| WRITTEN PROBLEM |
Please say how many lines of the listing hold "واحدة", with no other words in the answer.
═══ DATASET RECORDS
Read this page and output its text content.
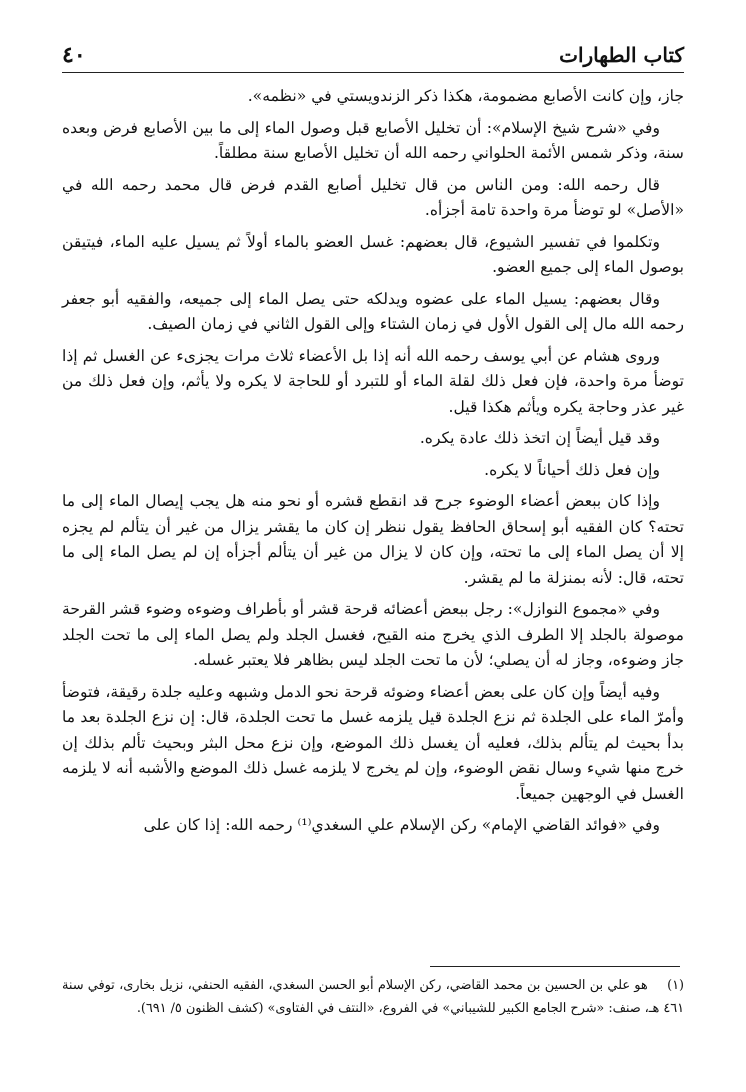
كتاب الطهارات
٤٠

جاز، وإن كانت الأصابع مضمومة، هكذا ذكر الزندويستي في «نظمه».

وفي «شرح شيخ الإسلام»: أن تخليل الأصابع قبل وصول الماء إلى ما بين الأصابع فرض وبعده سنة، وذكر شمس الأئمة الحلواني رحمه الله أن تخليل الأصابع سنة مطلقاً.

قال رحمه الله: ومن الناس من قال تخليل أصابع القدم فرض قال محمد رحمه الله في «الأصل» لو توضأ مرة واحدة تامة أجزأه.

وتكلموا في تفسير الشيوع، قال بعضهم: غسل العضو بالماء أولاً ثم يسيل عليه الماء، فيتيقن بوصول الماء إلى جميع العضو.

وقال بعضهم: يسيل الماء على عضوه ويدلكه حتى يصل الماء إلى جميعه، والفقيه أبو جعفر رحمه الله مال إلى القول الأول في زمان الشتاء وإلى القول الثاني في زمان الصيف.

وروى هشام عن أبي يوسف رحمه الله أنه إذا بل الأعضاء ثلاث مرات يجزىء عن الغسل ثم إذا توضأ مرة واحدة، فإن فعل ذلك لقلة الماء أو للتبرد أو للحاجة لا يكره ولا يأثم، وإن فعل ذلك من غير عذر وحاجة يكره ويأثم هكذا قيل.

وقد قيل أيضاً إن اتخذ ذلك عادة يكره.

وإن فعل ذلك أحياناً لا يكره.

وإذا كان ببعض أعضاء الوضوء جرح قد انقطع قشره أو نحو منه هل يجب إيصال الماء إلى ما تحته؟ كان الفقيه أبو إسحاق الحافظ يقول ننظر إن كان ما يقشر يزال من غير أن يتألم لم يجزه إلا أن يصل الماء إلى ما تحته، وإن كان لا يزال من غير أن يتألم أجزأه إن لم يصل الماء إلى ما تحته، قال: لأنه بمنزلة ما لم يقشر.

وفي «مجموع النوازل»: رجل ببعض أعضائه قرحة قشر أو بأطراف وضوءه وضوء قشر القرحة موصولة بالجلد إلا الطرف الذي يخرج منه القيح، فغسل الجلد ولم يصل الماء إلى ما تحت الجلد جاز وضوءه، وجاز له أن يصلي؛ لأن ما تحت الجلد ليس بظاهر فلا يعتبر غسله.

وفيه أيضاً وإن كان على بعض أعضاء وضوئه قرحة نحو الدمل وشبهه وعليه جلدة رقيقة، فتوضأ وأمرّ الماء على الجلدة ثم نزع الجلدة قيل يلزمه غسل ما تحت الجلدة، قال: إن نزع الجلدة بعد ما بدأ بحيث لم يتألم بذلك، فعليه أن يغسل ذلك الموضع، وإن نزع محل البثر وبحيث تألم بذلك إن خرج منها شيء وسال نقض الوضوء، وإن لم يخرج لا يلزمه غسل ذلك الموضع والأشبه أنه لا يلزمه الغسل في الوجهين جميعاً.

وفي «فوائد القاضي الإمام» ركن الإسلام علي السغدي⁽¹⁾ رحمه الله: إذا كان على

(١) هو علي بن الحسين بن محمد القاضي، ركن الإسلام أبو الحسن السغدي، الفقيه الحنفي، نزيل بخارى، توفي سنة ٤٦١ هـ، صنف: «شرح الجامع الكبير للشيباني» في الفروع، «النتف في الفتاوى» (كشف الظنون ٥/ ٦٩١).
══════
| REPLY |
2